## Task brief
In the entries, find all lines that hold the word "scolaire" and copy them.
◆ ◆ ◆ ◆ ◆ ◆ ◆
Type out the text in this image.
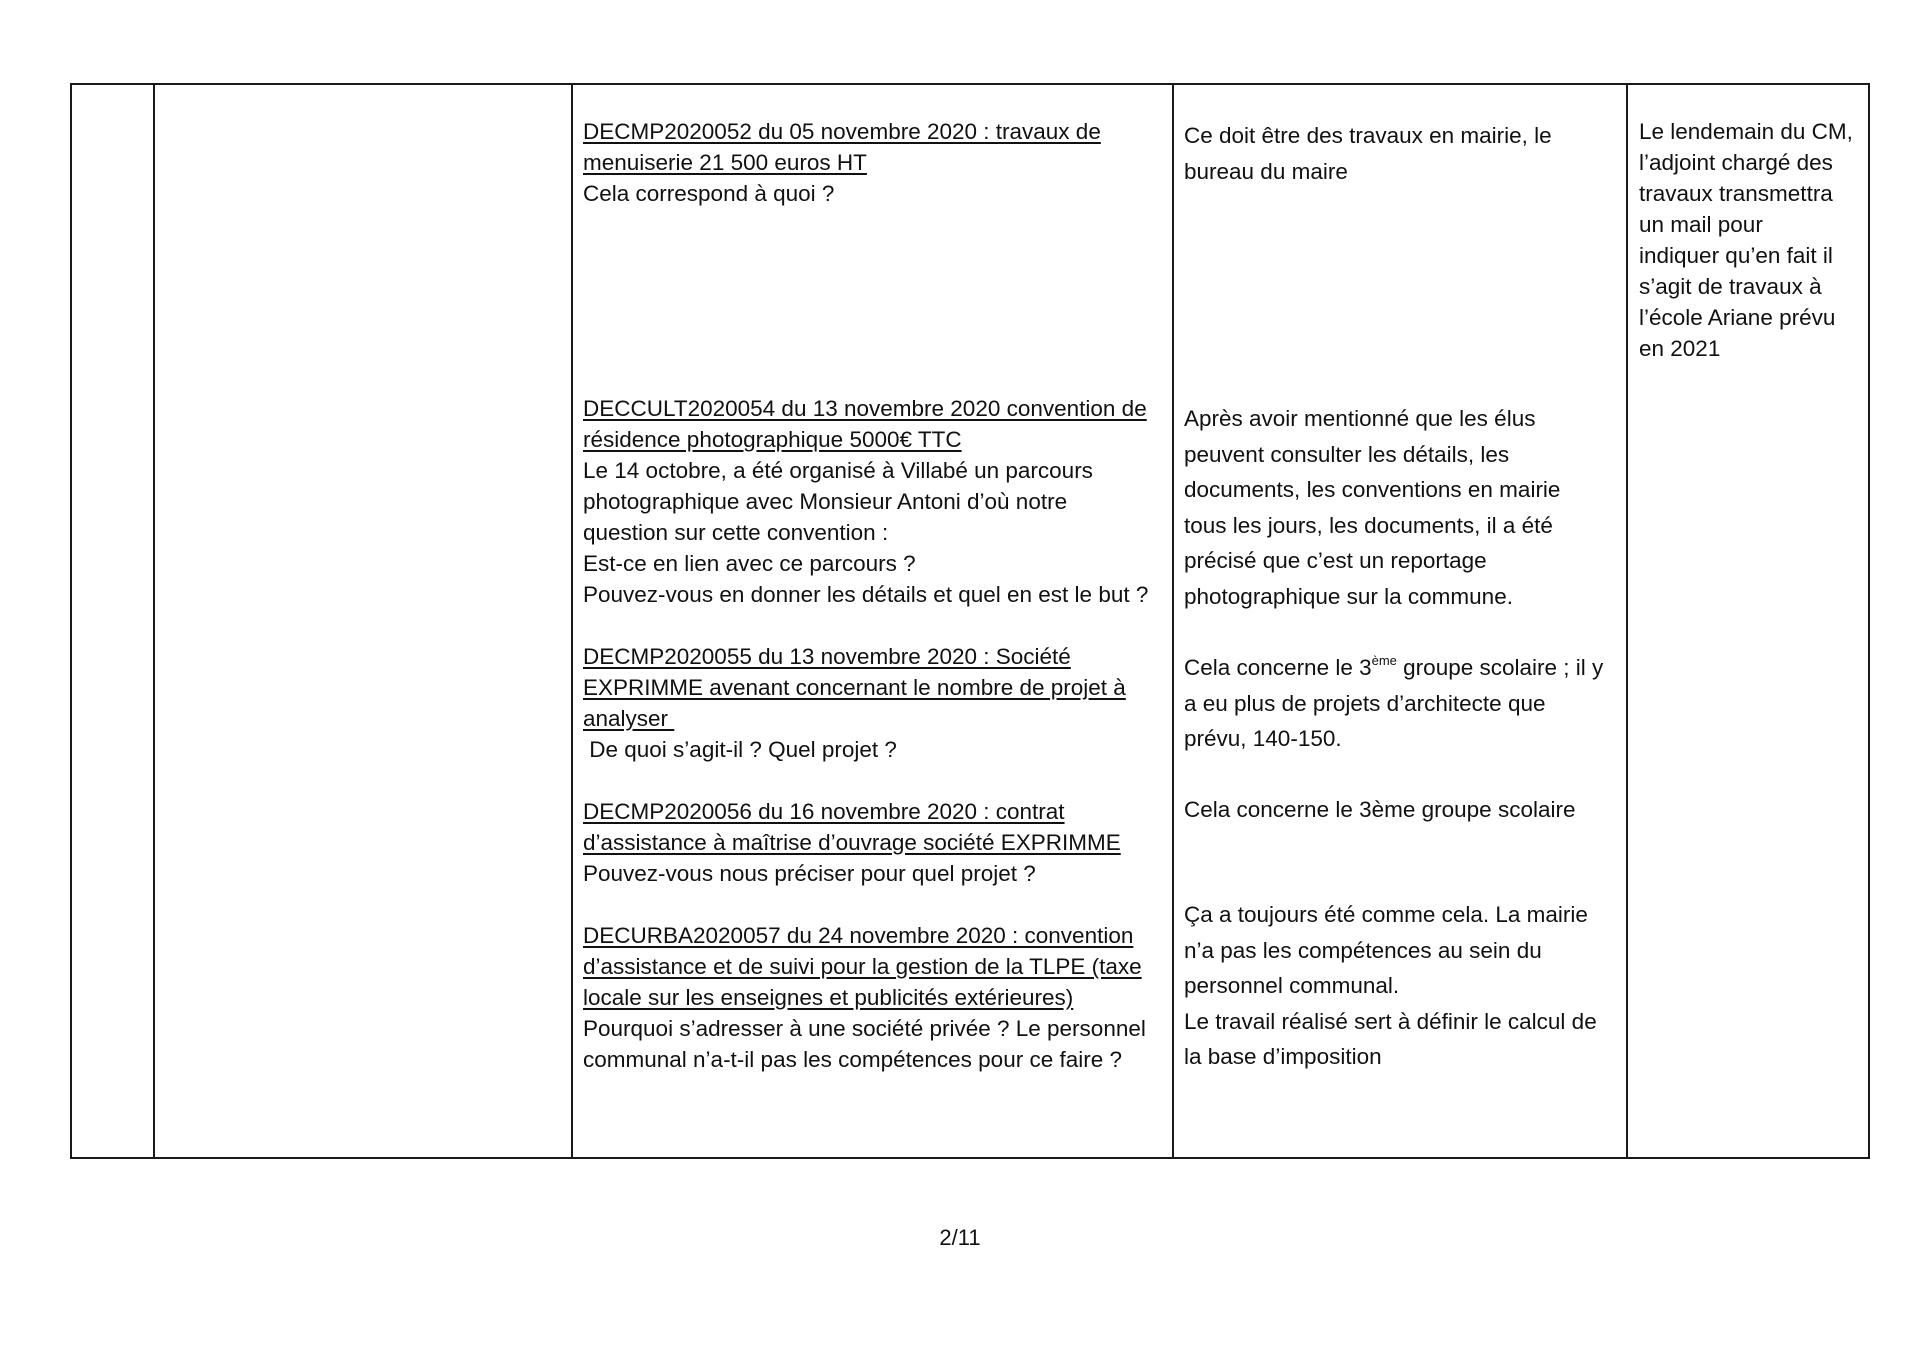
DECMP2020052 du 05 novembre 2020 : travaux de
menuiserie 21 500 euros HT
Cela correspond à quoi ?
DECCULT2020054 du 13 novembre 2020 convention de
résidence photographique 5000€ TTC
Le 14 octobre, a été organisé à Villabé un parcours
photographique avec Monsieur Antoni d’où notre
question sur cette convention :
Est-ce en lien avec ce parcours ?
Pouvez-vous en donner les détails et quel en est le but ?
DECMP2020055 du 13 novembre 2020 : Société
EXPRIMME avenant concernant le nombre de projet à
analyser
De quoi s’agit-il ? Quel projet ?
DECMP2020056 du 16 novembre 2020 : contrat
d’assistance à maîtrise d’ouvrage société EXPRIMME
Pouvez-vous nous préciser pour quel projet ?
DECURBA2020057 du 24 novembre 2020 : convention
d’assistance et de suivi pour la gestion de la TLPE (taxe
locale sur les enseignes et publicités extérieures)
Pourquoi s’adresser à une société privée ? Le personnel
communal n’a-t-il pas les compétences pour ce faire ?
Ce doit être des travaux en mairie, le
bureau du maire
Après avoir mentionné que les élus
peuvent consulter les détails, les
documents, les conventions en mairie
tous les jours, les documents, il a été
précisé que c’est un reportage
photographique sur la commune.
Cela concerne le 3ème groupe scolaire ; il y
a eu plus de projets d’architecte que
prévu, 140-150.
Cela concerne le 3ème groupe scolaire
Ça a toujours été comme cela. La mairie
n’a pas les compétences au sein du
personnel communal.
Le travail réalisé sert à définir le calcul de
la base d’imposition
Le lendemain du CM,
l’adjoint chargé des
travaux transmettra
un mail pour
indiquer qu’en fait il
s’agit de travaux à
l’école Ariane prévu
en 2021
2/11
◆ ◆ ◆ ◆ ◆ ◆ ◆
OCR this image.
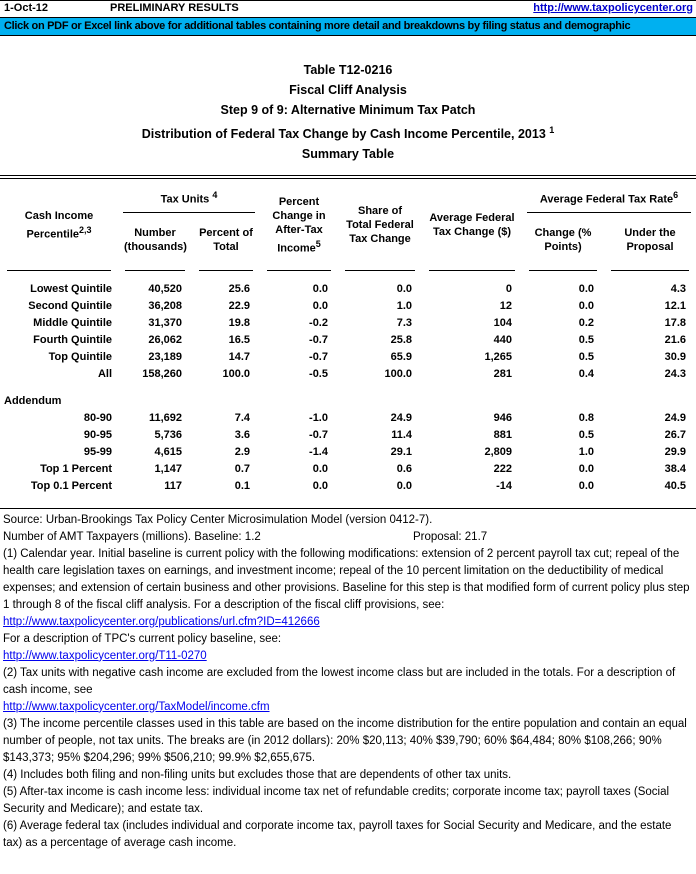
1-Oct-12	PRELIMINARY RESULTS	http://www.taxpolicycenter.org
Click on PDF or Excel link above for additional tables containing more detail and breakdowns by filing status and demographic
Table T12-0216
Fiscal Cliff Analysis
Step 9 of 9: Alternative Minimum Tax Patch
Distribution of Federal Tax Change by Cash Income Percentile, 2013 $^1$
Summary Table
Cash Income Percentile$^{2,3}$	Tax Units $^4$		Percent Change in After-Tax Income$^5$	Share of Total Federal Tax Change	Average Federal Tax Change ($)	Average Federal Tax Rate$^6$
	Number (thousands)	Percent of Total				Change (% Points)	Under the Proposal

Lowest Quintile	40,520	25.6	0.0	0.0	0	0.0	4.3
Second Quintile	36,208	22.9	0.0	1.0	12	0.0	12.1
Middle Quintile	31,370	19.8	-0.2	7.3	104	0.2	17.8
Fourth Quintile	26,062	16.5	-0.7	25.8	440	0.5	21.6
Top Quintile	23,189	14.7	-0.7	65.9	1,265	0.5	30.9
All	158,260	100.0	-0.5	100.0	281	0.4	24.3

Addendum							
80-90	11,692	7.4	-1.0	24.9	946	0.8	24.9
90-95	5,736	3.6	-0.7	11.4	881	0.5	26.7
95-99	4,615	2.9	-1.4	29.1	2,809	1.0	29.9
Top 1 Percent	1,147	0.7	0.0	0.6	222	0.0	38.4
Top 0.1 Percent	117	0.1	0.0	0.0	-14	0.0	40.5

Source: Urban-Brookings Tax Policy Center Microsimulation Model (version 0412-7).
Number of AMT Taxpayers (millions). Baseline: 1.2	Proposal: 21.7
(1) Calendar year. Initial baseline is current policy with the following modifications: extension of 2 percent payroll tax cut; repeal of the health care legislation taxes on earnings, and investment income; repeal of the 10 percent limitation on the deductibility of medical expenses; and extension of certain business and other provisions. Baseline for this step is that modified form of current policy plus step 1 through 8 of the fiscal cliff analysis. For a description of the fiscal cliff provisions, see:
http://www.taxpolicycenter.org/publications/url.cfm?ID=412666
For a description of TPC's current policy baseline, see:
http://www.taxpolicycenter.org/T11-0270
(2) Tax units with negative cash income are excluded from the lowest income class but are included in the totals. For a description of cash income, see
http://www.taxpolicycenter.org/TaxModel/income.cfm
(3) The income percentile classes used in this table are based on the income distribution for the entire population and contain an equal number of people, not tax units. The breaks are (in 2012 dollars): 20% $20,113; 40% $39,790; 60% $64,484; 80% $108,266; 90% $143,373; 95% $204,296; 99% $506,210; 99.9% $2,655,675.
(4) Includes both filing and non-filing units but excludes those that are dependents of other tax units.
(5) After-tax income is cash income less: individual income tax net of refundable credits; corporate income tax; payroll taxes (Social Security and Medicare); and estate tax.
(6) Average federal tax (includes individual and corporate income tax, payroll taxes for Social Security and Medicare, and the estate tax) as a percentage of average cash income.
◆ ◆ ◆ ◆ ◆ ◆ ◆
## Full output
Cela concerne le 3ème groupe scolaire ; il y
Cela concerne le 3ème groupe scolaire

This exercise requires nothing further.